TEXT SEGMENT -
'''
The Dutch court considered that the nature and extent of the damage ensuing from climate change, the knowledge and foreseeability of this damage, and the chance that hazardous climate change will occur are such that the Dutch government has a serious duty of care to take measures to prevent it. According to the court it is an established fact that the Dutch government has the constitutional power to control the collective Dutch emissions level and that it indeed controls it. By signing the UN climate treaty, the State once again expressly accepted its responsibility for the national emission level and in this context accepted the obligation to reduce emissions as much as needed to prevent dangerous climate change.
The court found that the State should not hide behind the argument that the solution to the global climate problem does not depend solely on Dutch efforts. In the words of the court: Dutch per capita emissions are one of the highest in the world and any reduction of emissions contributes to the prevention of dangerous climate change. Also, the court ruled that there is enough evidence to assume a sufficient causal link between the Dutch greenhouse gas emissions, global climate change, and the effects (now and in the future) on the Dutch living climate.
The Dutch court explained that it had not entered the political domain for it is the judiciary’s duty to provide legal protection to citizens against acts or omissions of the government that pose a realistic and grave threat. The Dutch decision marks the first time human rights were used as a legal basis to protect citizens against climate change.
The case filed against the Belgian federal government was brought by the association Klimaatzaak (Climate Case Belgium). Klimaatzaak is demanding all mitigation measures necessary to ensure the prevention of a warming of the earth that is dangerous to humanity. Last month was their first day in court to agree on the planning and the process of the proceedings.
'''
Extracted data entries
'''
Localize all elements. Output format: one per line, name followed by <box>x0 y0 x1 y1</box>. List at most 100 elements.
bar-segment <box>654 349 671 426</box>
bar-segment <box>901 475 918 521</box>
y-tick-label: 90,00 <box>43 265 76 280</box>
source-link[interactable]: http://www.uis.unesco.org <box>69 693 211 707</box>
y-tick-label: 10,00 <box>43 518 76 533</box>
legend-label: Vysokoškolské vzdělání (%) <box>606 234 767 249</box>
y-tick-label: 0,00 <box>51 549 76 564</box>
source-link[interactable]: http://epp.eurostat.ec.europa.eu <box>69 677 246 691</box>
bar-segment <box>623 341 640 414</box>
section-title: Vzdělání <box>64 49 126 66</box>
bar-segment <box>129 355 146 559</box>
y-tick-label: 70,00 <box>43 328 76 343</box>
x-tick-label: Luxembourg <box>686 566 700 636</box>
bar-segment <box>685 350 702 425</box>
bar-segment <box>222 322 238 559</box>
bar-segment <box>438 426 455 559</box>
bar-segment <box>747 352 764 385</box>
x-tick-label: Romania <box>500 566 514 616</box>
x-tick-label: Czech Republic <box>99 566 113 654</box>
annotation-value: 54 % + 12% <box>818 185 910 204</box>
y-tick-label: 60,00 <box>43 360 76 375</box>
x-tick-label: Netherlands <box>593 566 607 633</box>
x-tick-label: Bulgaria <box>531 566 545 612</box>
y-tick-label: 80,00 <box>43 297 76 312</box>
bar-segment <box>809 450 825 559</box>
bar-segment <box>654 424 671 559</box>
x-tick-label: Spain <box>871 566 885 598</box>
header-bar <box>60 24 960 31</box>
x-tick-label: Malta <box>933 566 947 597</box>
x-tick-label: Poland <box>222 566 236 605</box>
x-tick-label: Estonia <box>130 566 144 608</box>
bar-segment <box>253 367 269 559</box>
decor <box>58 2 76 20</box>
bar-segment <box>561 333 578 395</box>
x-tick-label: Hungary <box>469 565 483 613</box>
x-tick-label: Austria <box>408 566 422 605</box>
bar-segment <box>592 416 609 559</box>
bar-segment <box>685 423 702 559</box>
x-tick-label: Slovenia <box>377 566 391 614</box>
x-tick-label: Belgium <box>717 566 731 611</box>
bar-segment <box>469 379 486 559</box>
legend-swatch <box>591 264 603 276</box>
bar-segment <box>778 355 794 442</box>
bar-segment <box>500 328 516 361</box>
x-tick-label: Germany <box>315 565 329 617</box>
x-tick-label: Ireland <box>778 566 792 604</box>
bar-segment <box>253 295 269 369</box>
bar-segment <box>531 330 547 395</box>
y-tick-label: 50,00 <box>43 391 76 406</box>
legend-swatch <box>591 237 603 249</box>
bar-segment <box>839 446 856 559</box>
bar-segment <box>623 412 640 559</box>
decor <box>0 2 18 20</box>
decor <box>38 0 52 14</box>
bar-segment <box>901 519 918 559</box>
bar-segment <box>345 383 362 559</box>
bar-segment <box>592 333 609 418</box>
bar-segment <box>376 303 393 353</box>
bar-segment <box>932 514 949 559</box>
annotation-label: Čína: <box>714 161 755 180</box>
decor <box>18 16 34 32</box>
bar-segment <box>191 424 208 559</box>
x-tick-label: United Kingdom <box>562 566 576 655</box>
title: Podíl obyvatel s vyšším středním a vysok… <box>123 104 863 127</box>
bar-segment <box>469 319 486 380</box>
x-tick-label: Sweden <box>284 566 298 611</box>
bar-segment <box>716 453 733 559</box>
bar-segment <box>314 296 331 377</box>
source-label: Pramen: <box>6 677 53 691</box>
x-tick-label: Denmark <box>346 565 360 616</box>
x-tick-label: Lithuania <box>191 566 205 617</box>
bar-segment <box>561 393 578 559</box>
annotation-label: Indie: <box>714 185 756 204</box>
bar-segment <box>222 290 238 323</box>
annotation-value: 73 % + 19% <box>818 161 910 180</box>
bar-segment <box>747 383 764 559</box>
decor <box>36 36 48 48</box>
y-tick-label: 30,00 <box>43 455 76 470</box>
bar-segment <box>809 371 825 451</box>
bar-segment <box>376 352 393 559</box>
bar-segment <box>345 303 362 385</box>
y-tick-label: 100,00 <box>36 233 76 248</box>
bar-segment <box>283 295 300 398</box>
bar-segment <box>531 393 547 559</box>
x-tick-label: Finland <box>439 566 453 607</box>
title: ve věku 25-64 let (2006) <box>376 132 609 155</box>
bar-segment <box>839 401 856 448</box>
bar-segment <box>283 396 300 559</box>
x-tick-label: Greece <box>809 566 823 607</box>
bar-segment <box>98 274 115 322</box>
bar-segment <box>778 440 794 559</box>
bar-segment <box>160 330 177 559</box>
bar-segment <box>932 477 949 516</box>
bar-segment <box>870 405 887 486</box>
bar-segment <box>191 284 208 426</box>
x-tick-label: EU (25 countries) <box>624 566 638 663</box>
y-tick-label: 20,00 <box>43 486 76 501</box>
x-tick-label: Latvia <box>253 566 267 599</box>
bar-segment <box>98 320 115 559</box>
'''
ACTIVITY LIST -
#1 In the climate case text, which factors did the Dutch court cite as together giving the Dutch government a serious duty of care to take measures against climate change?
#2 Can you continue the climate case text, picking up after its final sentence about Klimaatzaak's first day in court?

SOLVED PROBLEMS -
#1
1. The nature and extent of the damage ensuing from climate change
2. The knowledge and foreseeability of this damage
3. The chance that hazardous climate change will occur

#2
Although Belgium is at the forefront of setting ambitious climate targets, the lawsuit asks the Belgian government to back up their words with actions, and to accelerate the transition to a prosperous, fossil-free society, so that future generations of Belgians will be able to live in safety and prosperity.
Klimaatzaak hopes the Belgian court in Brussels will rule in line with the valuable legal precedents in the Netherlands and Washington, and will follow as the third stone setting in motion what could become an avalanche of successful climate change court cases against governments worldwide. In the absence of sufficient political will to tackle the climate problem, courts could prevent and protect society from climate change related damages, casualties, and infringements of human and civil rights. Indeed, they have already started.
Julia Olson is the founder, Executive Director & Chief Legal Counsel of Our Children’s Trust, a nonprofit organization based in the United States advocating for governments to adopt and implement enforceable science-based Climate Recovery Plans with annual emissions reductions to return to an atmospheric carbon dioxide concentration of 350 ppm, and an adjunct instructor at the University of Oregon School of Law.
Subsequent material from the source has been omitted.